GOAL:
Reproduce the lines of the records below, from the line containing "transistor strip411 (205, 121, 208, 124)" through the line containing "resistor mainU174 (168, 44, 172, 46)", with both of those lines included and nothing altered.

(Annotated element entries)
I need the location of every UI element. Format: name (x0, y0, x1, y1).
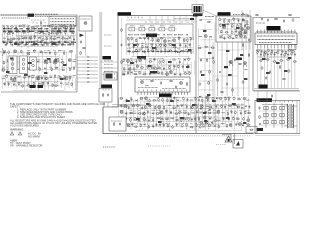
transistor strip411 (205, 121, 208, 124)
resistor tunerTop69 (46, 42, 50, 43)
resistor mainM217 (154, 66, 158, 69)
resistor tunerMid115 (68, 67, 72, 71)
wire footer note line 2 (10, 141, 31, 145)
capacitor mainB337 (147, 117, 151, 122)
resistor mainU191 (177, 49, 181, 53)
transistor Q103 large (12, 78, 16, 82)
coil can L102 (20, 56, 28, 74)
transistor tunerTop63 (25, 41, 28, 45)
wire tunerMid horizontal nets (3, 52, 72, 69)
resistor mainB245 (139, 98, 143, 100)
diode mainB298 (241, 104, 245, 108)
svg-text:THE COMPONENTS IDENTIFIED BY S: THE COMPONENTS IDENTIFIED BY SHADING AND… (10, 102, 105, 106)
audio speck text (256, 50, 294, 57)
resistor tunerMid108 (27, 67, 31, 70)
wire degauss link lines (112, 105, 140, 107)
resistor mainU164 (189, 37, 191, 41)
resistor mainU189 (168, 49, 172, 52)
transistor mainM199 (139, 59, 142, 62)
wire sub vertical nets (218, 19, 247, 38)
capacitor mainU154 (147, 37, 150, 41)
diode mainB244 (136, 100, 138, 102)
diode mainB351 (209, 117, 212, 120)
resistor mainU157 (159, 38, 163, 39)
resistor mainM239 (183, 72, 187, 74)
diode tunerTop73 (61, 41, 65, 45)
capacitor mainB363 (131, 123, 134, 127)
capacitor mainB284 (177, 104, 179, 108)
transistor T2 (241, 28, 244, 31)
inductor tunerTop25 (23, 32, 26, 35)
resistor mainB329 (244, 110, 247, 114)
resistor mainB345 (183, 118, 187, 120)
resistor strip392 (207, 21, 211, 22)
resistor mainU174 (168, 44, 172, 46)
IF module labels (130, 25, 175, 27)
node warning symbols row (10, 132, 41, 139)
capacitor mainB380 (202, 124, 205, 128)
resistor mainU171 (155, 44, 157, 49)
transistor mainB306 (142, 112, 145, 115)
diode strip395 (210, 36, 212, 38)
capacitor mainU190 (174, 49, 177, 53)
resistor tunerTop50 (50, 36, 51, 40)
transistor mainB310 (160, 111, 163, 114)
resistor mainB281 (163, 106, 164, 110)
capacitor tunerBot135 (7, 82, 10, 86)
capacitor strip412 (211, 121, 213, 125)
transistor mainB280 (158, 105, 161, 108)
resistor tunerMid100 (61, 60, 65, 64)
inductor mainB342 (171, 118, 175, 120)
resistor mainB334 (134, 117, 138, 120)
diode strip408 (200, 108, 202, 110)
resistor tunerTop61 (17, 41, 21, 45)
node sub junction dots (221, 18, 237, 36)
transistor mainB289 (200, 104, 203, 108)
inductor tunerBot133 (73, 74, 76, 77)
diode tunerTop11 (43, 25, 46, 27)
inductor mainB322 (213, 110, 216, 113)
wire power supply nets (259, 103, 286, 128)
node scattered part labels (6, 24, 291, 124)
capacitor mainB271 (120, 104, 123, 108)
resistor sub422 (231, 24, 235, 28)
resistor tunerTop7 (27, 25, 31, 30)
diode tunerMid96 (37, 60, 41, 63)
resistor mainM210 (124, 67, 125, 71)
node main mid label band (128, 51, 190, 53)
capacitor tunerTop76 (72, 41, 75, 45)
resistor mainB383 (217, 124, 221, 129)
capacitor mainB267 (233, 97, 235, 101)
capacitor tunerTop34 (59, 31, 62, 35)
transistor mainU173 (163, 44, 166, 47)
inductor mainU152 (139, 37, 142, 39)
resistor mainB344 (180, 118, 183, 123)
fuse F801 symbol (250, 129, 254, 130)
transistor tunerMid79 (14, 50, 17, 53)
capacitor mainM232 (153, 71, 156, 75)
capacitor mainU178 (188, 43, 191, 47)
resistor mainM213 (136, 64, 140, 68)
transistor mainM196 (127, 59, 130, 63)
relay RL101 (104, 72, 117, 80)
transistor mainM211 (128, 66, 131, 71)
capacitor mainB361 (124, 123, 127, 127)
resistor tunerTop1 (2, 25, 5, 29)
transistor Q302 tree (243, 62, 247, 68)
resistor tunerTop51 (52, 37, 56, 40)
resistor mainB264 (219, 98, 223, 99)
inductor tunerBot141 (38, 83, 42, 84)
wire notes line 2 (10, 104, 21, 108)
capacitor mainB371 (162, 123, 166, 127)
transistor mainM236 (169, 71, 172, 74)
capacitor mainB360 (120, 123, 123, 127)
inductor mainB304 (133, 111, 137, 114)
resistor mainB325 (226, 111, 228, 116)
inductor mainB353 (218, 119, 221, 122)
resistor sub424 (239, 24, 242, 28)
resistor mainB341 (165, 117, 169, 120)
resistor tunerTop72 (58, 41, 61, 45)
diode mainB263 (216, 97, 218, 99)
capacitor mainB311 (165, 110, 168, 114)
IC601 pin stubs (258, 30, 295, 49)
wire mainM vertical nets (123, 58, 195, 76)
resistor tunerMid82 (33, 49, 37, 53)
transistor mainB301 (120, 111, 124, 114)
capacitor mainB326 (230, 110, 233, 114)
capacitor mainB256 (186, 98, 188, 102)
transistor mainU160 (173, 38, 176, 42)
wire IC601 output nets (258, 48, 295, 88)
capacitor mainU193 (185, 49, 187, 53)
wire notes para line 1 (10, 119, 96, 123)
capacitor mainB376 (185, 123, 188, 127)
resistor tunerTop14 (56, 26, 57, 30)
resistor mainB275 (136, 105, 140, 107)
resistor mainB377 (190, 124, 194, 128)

RESPONSE:
transistor strip411 (205, 121, 208, 124)
resistor tunerTop69 (46, 42, 50, 43)
resistor mainM217 (154, 66, 158, 69)
resistor tunerMid115 (68, 67, 72, 71)
wire footer note line 2 (10, 141, 31, 145)
capacitor mainB337 (147, 117, 151, 122)
resistor mainU191 (177, 49, 181, 53)
transistor Q103 large (12, 78, 16, 82)
coil can L102 (20, 56, 28, 74)
transistor tunerTop63 (25, 41, 28, 45)
wire tunerMid horizontal nets (3, 52, 72, 69)
resistor mainB245 (139, 98, 143, 100)
diode mainB298 (241, 104, 245, 108)
svg-text:THE COMPONENTS IDENTIFIED BY S: THE COMPONENTS IDENTIFIED BY SHADING AND… (10, 102, 105, 106)
audio speck text (256, 50, 294, 57)
resistor tunerMid108 (27, 67, 31, 70)
wire degauss link lines (112, 105, 140, 107)
resistor mainU164 (189, 37, 191, 41)
resistor mainU189 (168, 49, 172, 52)
transistor mainM199 (139, 59, 142, 62)
wire sub vertical nets (218, 19, 247, 38)
capacitor mainU154 (147, 37, 150, 41)
diode mainB244 (136, 100, 138, 102)
diode mainB351 (209, 117, 212, 120)
resistor mainU157 (159, 38, 163, 39)
resistor mainM239 (183, 72, 187, 74)
diode tunerTop73 (61, 41, 65, 45)
capacitor mainB363 (131, 123, 134, 127)
capacitor mainB284 (177, 104, 179, 108)
transistor T2 (241, 28, 244, 31)
inductor tunerTop25 (23, 32, 26, 35)
resistor mainB329 (244, 110, 247, 114)
resistor mainB345 (183, 118, 187, 120)
resistor strip392 (207, 21, 211, 22)
resistor mainU174 (168, 44, 172, 46)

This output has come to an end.